[Collected data entries]

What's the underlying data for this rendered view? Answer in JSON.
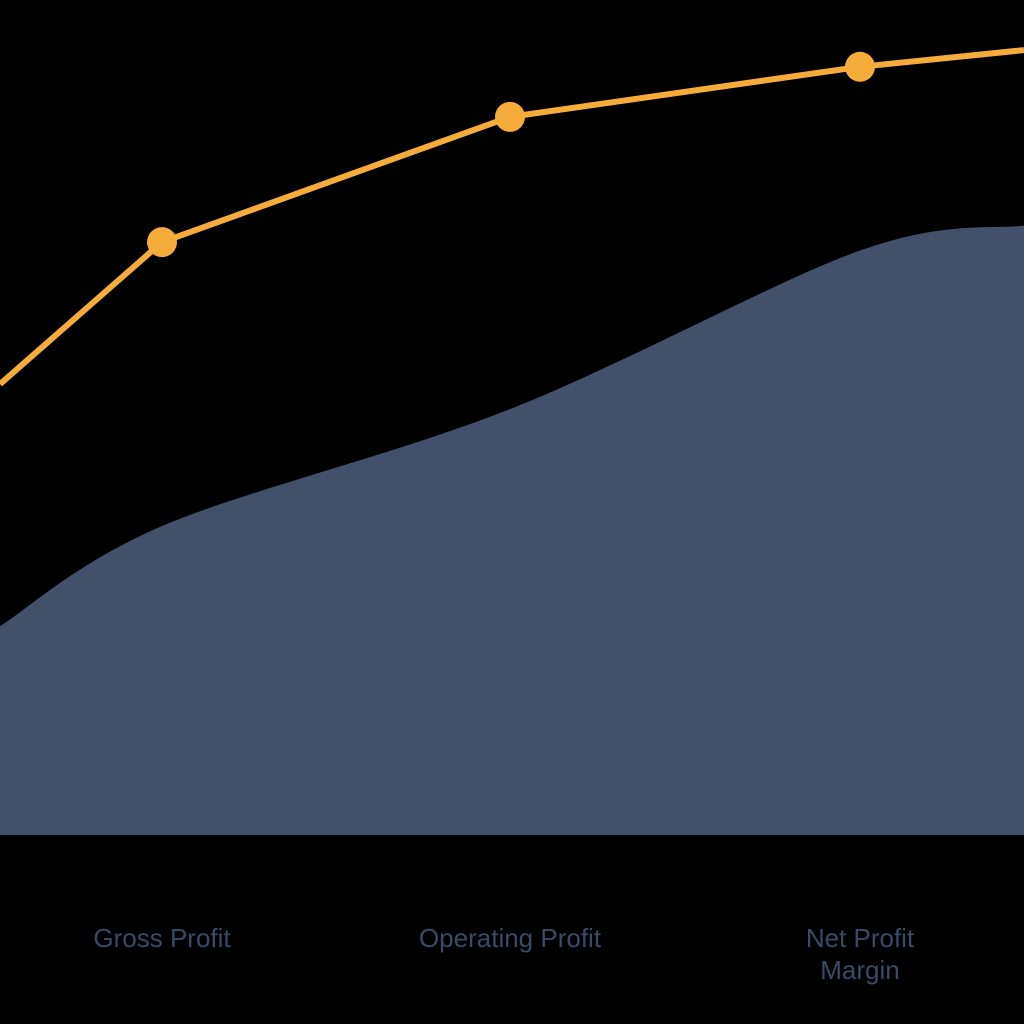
{
  "chart_data": {
    "type": "area",
    "categories": [
      "Gross Profit",
      "Operating Profit",
      "Net Profit Margin"
    ],
    "category_label_lines": [
      [
        "Gross Profit"
      ],
      [
        "Operating Profit"
      ],
      [
        "Net Profit",
        "Margin"
      ]
    ],
    "series": [
      {
        "kind": "line",
        "values": [
          71,
          86,
          92
        ],
        "edge_values": [
          54,
          94
        ]
      },
      {
        "kind": "area",
        "values": [
          37,
          51,
          70
        ],
        "edge_values": [
          25,
          73
        ]
      }
    ],
    "ylim": [
      0,
      100
    ],
    "grid": false,
    "legend": "none",
    "colors": {
      "background": "#000000",
      "area_fill": "#425069",
      "line": "#f5ac3b",
      "label": "#3a4a66"
    }
  }
}
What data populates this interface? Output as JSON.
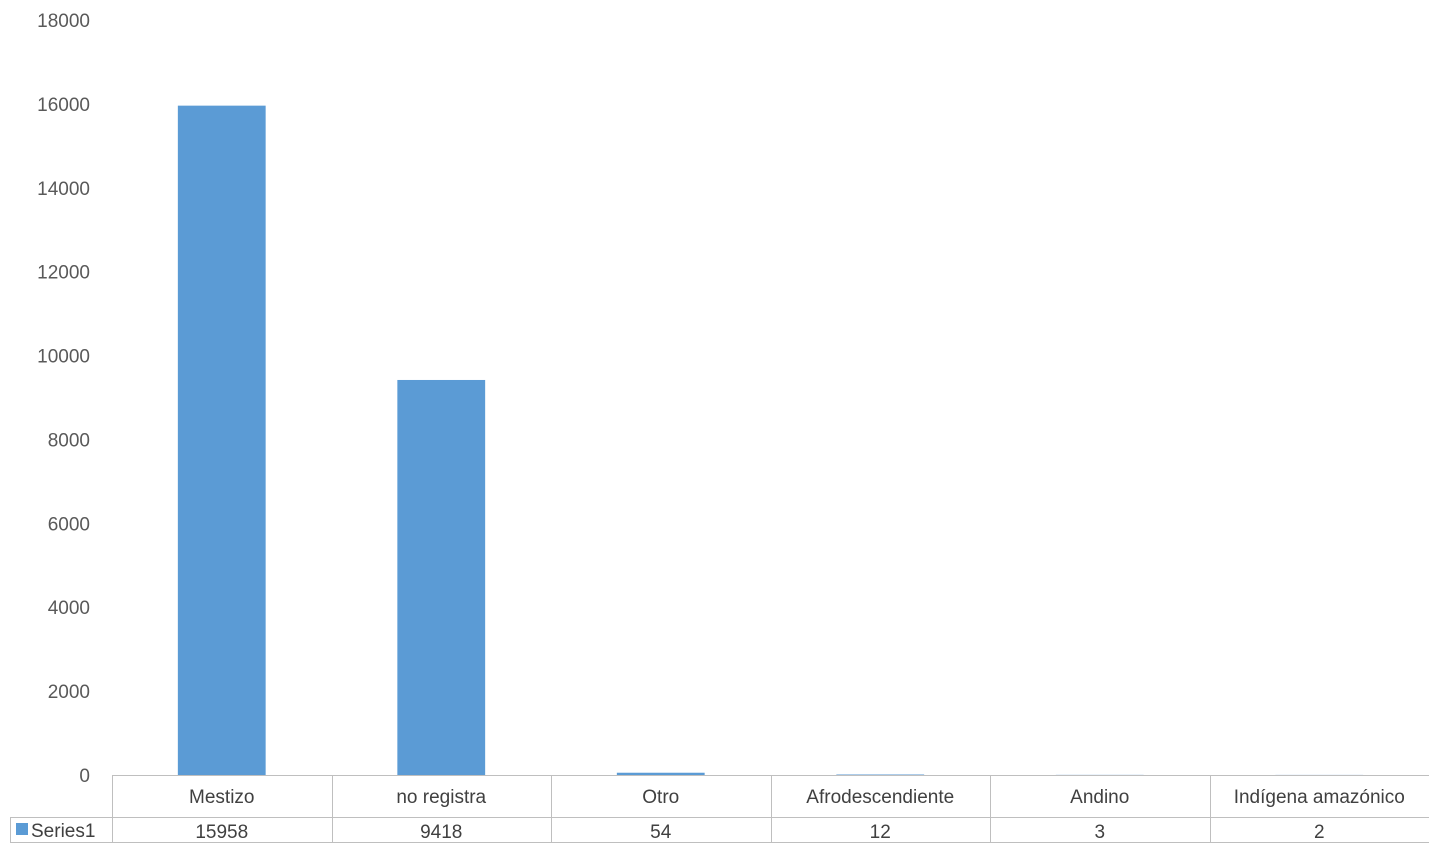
{
  "chart_data": {
    "type": "bar",
    "categories": [
      "Mestizo",
      "no registra",
      "Otro",
      "Afrodescendiente",
      "Andino",
      "Indígena amazónico"
    ],
    "series": [
      {
        "name": "Series1",
        "values": [
          15958,
          9418,
          54,
          12,
          3,
          2
        ]
      }
    ],
    "yticks": [
      "0",
      "2000",
      "4000",
      "6000",
      "8000",
      "10000",
      "12000",
      "14000",
      "16000",
      "18000"
    ],
    "ylim": [
      0,
      18000
    ],
    "grid": false,
    "legend": "data-table",
    "colors": {
      "bar": "#5B9BD5",
      "table_border": "#BFBFBF"
    }
  }
}
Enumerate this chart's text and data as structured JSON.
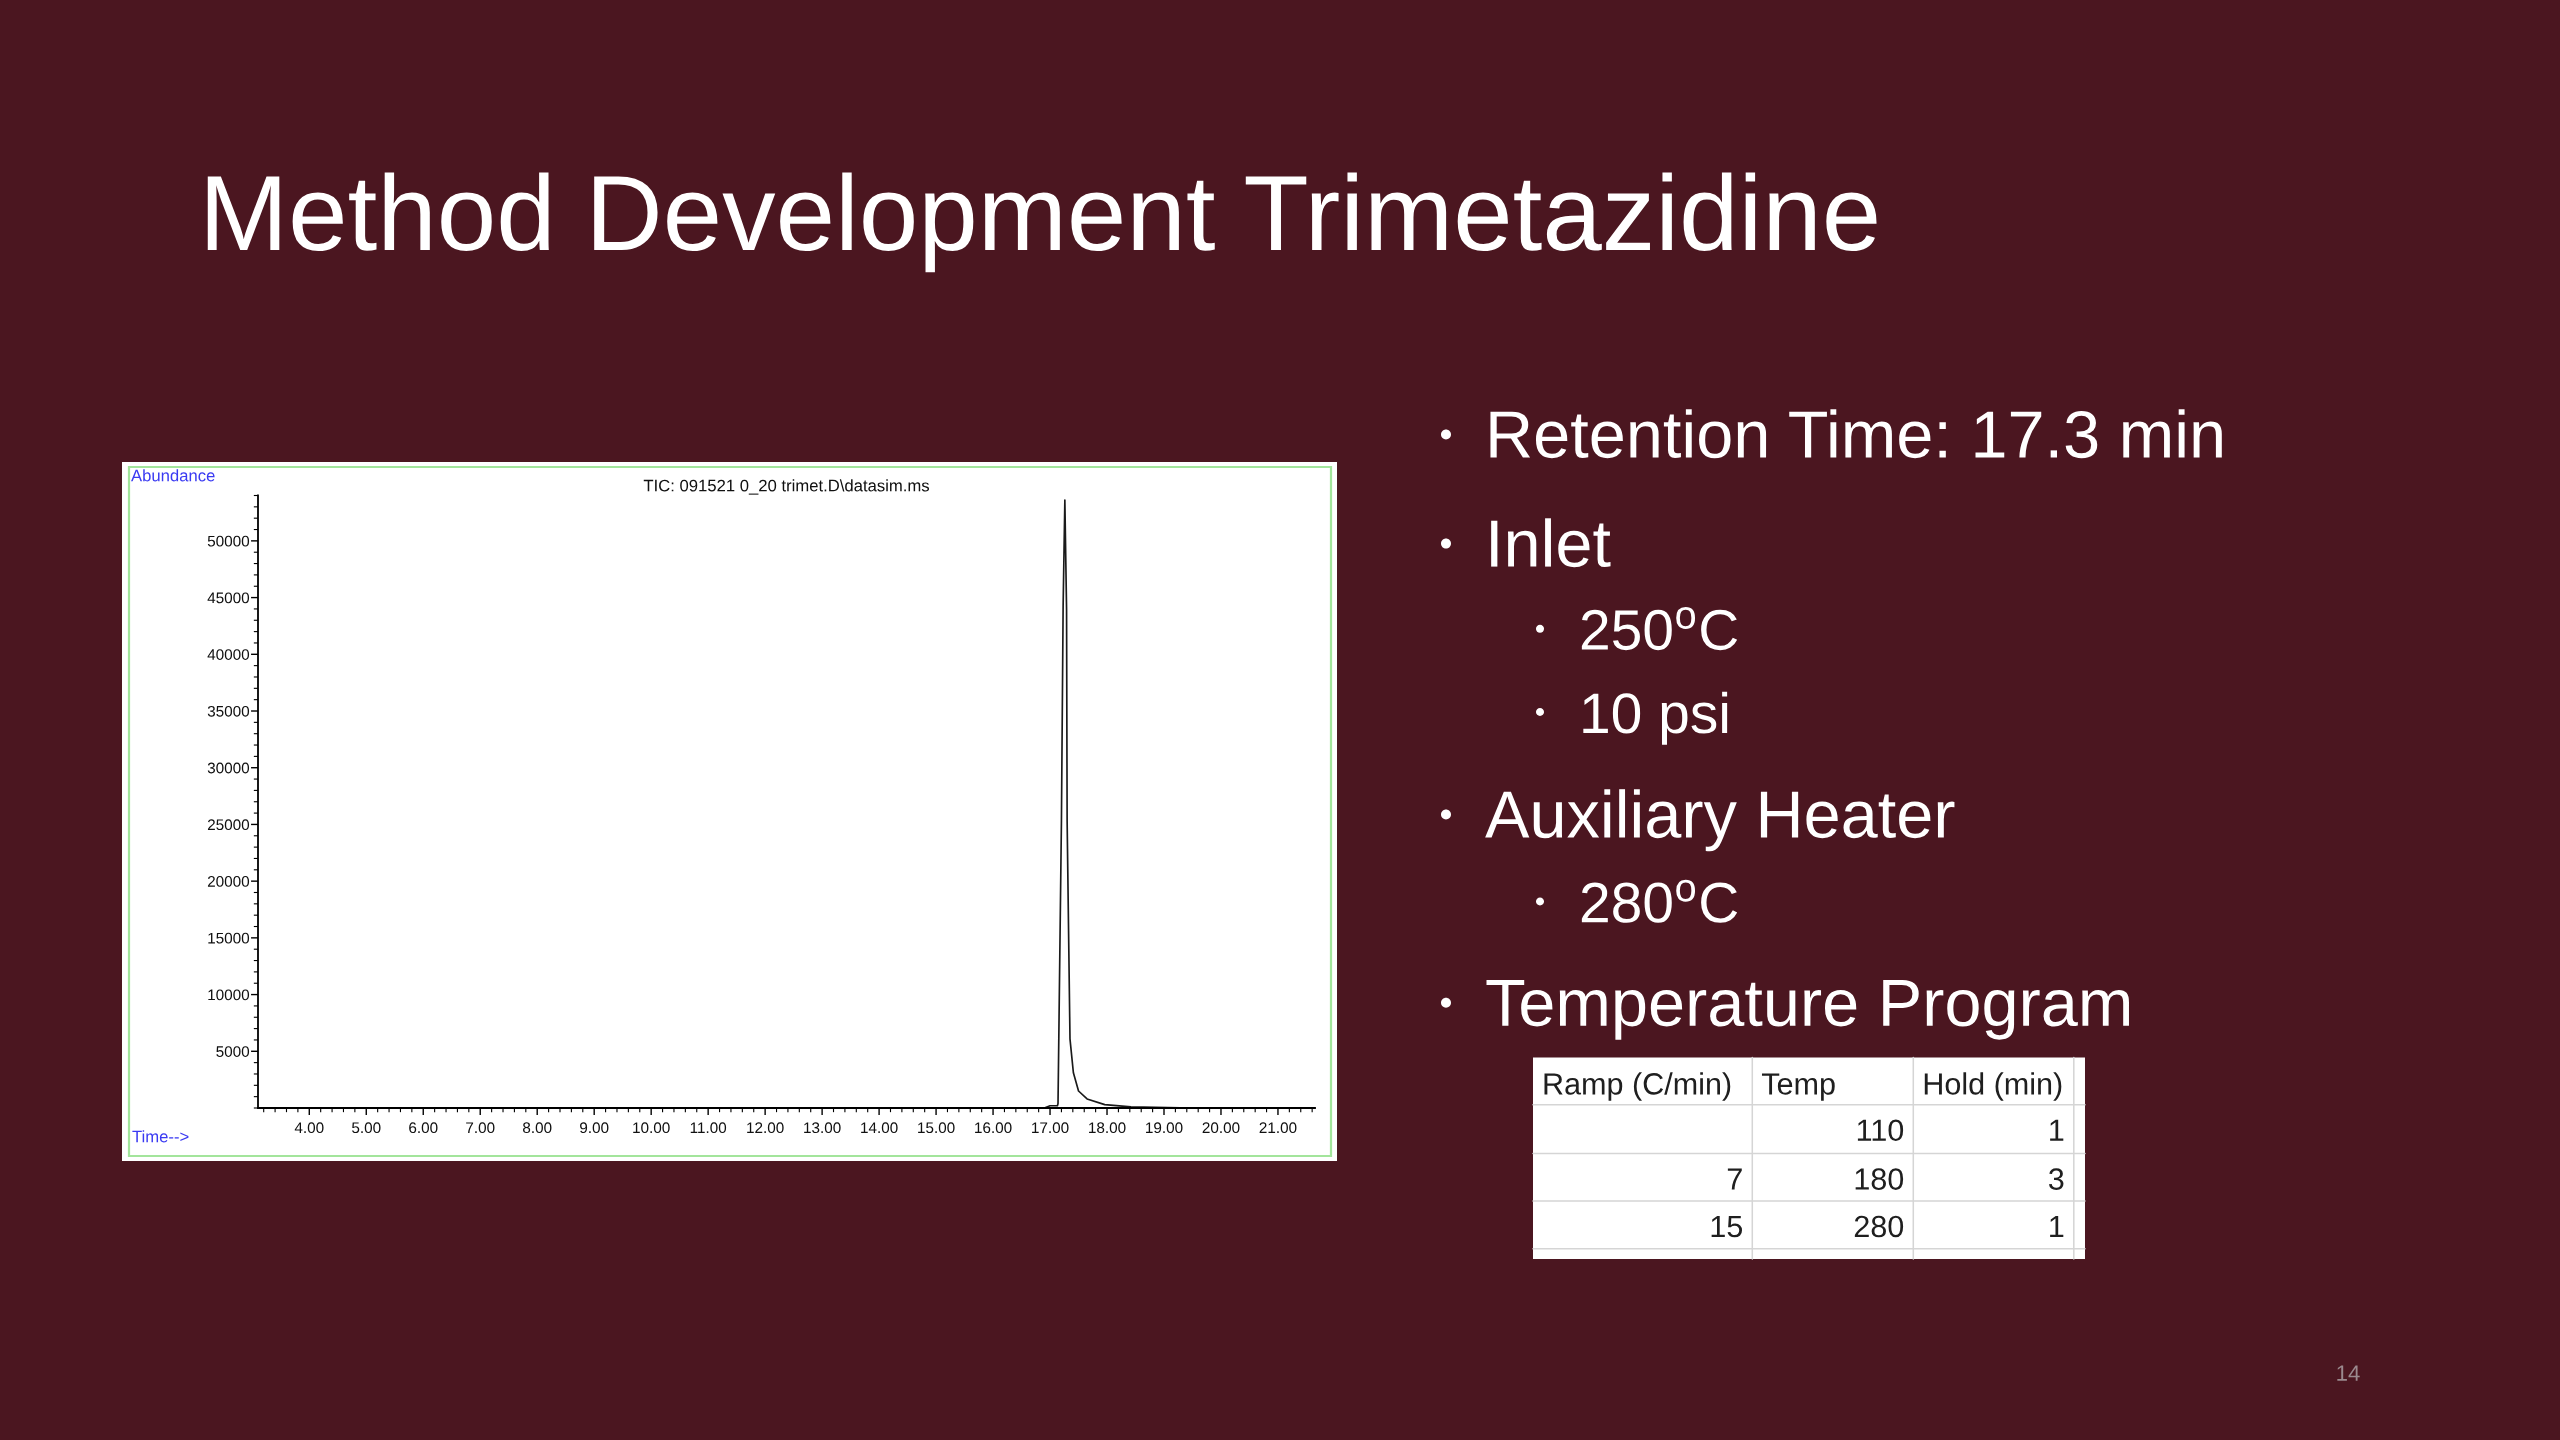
{
  "chart_data": [
    {
      "type": "line",
      "title": "Method Development Trimetazidine",
      "subtitle": "TIC: 091521 0_20 trimet.D\\datasim.ms",
      "xlabel": "Time-->",
      "ylabel": "Abundance",
      "x": [
        3.15,
        6.0,
        9.0,
        12.0,
        15.0,
        16.9,
        17.0,
        17.13,
        17.14,
        17.2,
        17.23,
        17.26,
        17.29,
        17.3,
        17.33,
        17.35,
        17.41,
        17.5,
        17.65,
        17.96,
        18.42,
        19.5,
        21.6
      ],
      "series": [
        {
          "color": "#1a1a1a",
          "values": [
            0,
            0,
            0,
            0,
            0,
            0,
            200,
            200,
            400,
            25300,
            44400,
            53600,
            44000,
            25300,
            13800,
            6100,
            3100,
            1500,
            800,
            300,
            100,
            0,
            0
          ]
        }
      ],
      "xlim": [
        3.1,
        21.65
      ],
      "ylim": [
        0,
        54000
      ],
      "xticks": [
        {
          "value": 4,
          "label": "4.00"
        },
        {
          "value": 5,
          "label": "5.00"
        },
        {
          "value": 6,
          "label": "6.00"
        },
        {
          "value": 7,
          "label": "7.00"
        },
        {
          "value": 8,
          "label": "8.00"
        },
        {
          "value": 9,
          "label": "9.00"
        },
        {
          "value": 10,
          "label": "10.00"
        },
        {
          "value": 11,
          "label": "11.00"
        },
        {
          "value": 12,
          "label": "12.00"
        },
        {
          "value": 13,
          "label": "13.00"
        },
        {
          "value": 14,
          "label": "14.00"
        },
        {
          "value": 15,
          "label": "15.00"
        },
        {
          "value": 16,
          "label": "16.00"
        },
        {
          "value": 17,
          "label": "17.00"
        },
        {
          "value": 18,
          "label": "18.00"
        },
        {
          "value": 19,
          "label": "19.00"
        },
        {
          "value": 20,
          "label": "20.00"
        },
        {
          "value": 21,
          "label": "21.00"
        }
      ],
      "yticks": [
        5000,
        10000,
        15000,
        20000,
        25000,
        30000,
        35000,
        40000,
        45000,
        50000
      ],
      "grid": false,
      "line_style": "solid"
    },
    {
      "type": "other",
      "annotations": [
        "Retention Time: 17.3 min",
        "Inlet",
        "250$^{o}$C",
        "10 psi",
        "Auxiliary Heater",
        "280$^{o}$C",
        "Temperature Program",
        "14"
      ],
      "categories": [
        "Ramp (C/min)",
        "Temp",
        "Hold (min)"
      ],
      "cell_labels": [
        [
          null,
          "110",
          "1"
        ],
        [
          "7",
          "180",
          "3"
        ],
        [
          "15",
          "280",
          "1"
        ]
      ]
    }
  ]
}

# TASK REQUIREMENTS
Set down the material exactly, every line of it, except for the pictures.

# COMPLETE OUTPUT
What's the underlying data for this rendered view? Answer in JSON.
{
  "chart_data": {
    "type": "area",
    "categories": [
      "Gross Profit",
      "Operating Profit",
      "Net Profit Margin"
    ],
    "category_label_lines": [
      [
        "Gross Profit"
      ],
      [
        "Operating Profit"
      ],
      [
        "Net Profit",
        "Margin"
      ]
    ],
    "series": [
      {
        "kind": "line",
        "values": [
          71,
          86,
          92
        ],
        "edge_values": [
          54,
          94
        ]
      },
      {
        "kind": "area",
        "values": [
          37,
          51,
          70
        ],
        "edge_values": [
          25,
          73
        ]
      }
    ],
    "ylim": [
      0,
      100
    ],
    "grid": false,
    "legend": "none",
    "colors": {
      "background": "#000000",
      "area_fill": "#425069",
      "line": "#f5ac3b",
      "label": "#3a4a66"
    }
  }
}
What data populates this interface? Output as JSON.
{
  "chart_data": {
    "type": "bar",
    "categories": [
      "Mestizo",
      "no registra",
      "Otro",
      "Afrodescendiente",
      "Andino",
      "Indígena amazónico"
    ],
    "series": [
      {
        "name": "Series1",
        "values": [
          15958,
          9418,
          54,
          12,
          3,
          2
        ]
      }
    ],
    "yticks": [
      "0",
      "2000",
      "4000",
      "6000",
      "8000",
      "10000",
      "12000",
      "14000",
      "16000",
      "18000"
    ],
    "ylim": [
      0,
      18000
    ],
    "grid": false,
    "legend": "data-table",
    "colors": {
      "bar": "#5B9BD5",
      "table_border": "#BFBFBF"
    }
  }
}
Enumerate this chart's text and data as structured JSON.
{
  "chart_data": [
    {
      "type": "line",
      "title": "Method Development Trimetazidine",
      "subtitle": "TIC: 091521 0_20 trimet.D\\datasim.ms",
      "xlabel": "Time-->",
      "ylabel": "Abundance",
      "x": [
        3.15,
        6.0,
        9.0,
        12.0,
        15.0,
        16.9,
        17.0,
        17.13,
        17.14,
        17.2,
        17.23,
        17.26,
        17.29,
        17.3,
        17.33,
        17.35,
        17.41,
        17.5,
        17.65,
        17.96,
        18.42,
        19.5,
        21.6
      ],
      "series": [
        {
          "color": "#1a1a1a",
          "values": [
            0,
            0,
            0,
            0,
            0,
            0,
            200,
            200,
            400,
            25300,
            44400,
            53600,
            44000,
            25300,
            13800,
            6100,
            3100,
            1500,
            800,
            300,
            100,
            0,
            0
          ]
        }
      ],
      "xlim": [
        3.1,
        21.65
      ],
      "ylim": [
        0,
        54000
      ],
      "xticks": [
        {
          "value": 4,
          "label": "4.00"
        },
        {
          "value": 5,
          "label": "5.00"
        },
        {
          "value": 6,
          "label": "6.00"
        },
        {
          "value": 7,
          "label": "7.00"
        },
        {
          "value": 8,
          "label": "8.00"
        },
        {
          "value": 9,
          "label": "9.00"
        },
        {
          "value": 10,
          "label": "10.00"
        },
        {
          "value": 11,
          "label": "11.00"
        },
        {
          "value": 12,
          "label": "12.00"
        },
        {
          "value": 13,
          "label": "13.00"
        },
        {
          "value": 14,
          "label": "14.00"
        },
        {
          "value": 15,
          "label": "15.00"
        },
        {
          "value": 16,
          "label": "16.00"
        },
        {
          "value": 17,
          "label": "17.00"
        },
        {
          "value": 18,
          "label": "18.00"
        },
        {
          "value": 19,
          "label": "19.00"
        },
        {
          "value": 20,
          "label": "20.00"
        },
        {
          "value": 21,
          "label": "21.00"
        }
      ],
      "yticks": [
        5000,
        10000,
        15000,
        20000,
        25000,
        30000,
        35000,
        40000,
        45000,
        50000
      ],
      "grid": false,
      "line_style": "solid"
    },
    {
      "type": "other",
      "annotations": [
        "Retention Time: 17.3 min",
        "Inlet",
        "250$^{o}$C",
        "10 psi",
        "Auxiliary Heater",
        "280$^{o}$C",
        "Temperature Program",
        "14"
      ],
      "categories": [
        "Ramp (C/min)",
        "Temp",
        "Hold (min)"
      ],
      "cell_labels": [
        [
          null,
          "110",
          "1"
        ],
        [
          "7",
          "180",
          "3"
        ],
        [
          "15",
          "280",
          "1"
        ]
      ]
    }
  ]
}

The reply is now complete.